[Start DOCUMENT TEXT]

8th President of the DFB
- In office 24 October 1992 – 28 April 2001
- Preceded by: Hermann Neuberger
- Succeeded by: Gerhard Mayer-Vorfelder

Personal details
- Born: 27 February 1925 Breinig, Germany
- Died: 16 March 2022 (aged 97) Aachen, Germany

= Egidius Braun =

German sports administrator (1925–2022)

Egidius Braun (27 February 1925 – 16 March 2022) was a German sports administrator who served as the eighth president of the German Football Association (Deutscher Fußball-Bund, DFB) from 1992 to 2001. Subsequently, he was appointed Honorary President. That same year, Braun founded the "DFB Foundation Egidius Braun", which takes care of distressed youth. Furthermore, the "Egidius-Braun Award" is awarded by the WDR. In 1985, he was awarded the Grand Cross with Star and Sash of the Bundesverdienstkreuz.

[End DOCUMENT TEXT]
[Start INFORMATION PROVIDED]

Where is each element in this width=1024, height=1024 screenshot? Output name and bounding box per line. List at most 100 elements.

[End INFORMATION PROVIDED]

TASK PROMPT:
Transcribe the part of the Egidius Braun biography from "8th President of" to "sports administrator (1925–2022)". The lines come from a separate source and are unrelated to the text.

SOLUTION TO THE EXERCISE:
8th President of the DFB
- In office 24 October 1992 – 28 April 2001
- Preceded by: Hermann Neuberger
- Succeeded by: Gerhard Mayer-Vorfelder

Personal details
- Born: 27 February 1925 Breinig, Germany
- Died: 16 March 2022 (aged 97) Aachen, Germany

= Egidius Braun =

German sports administrator (1925–2022)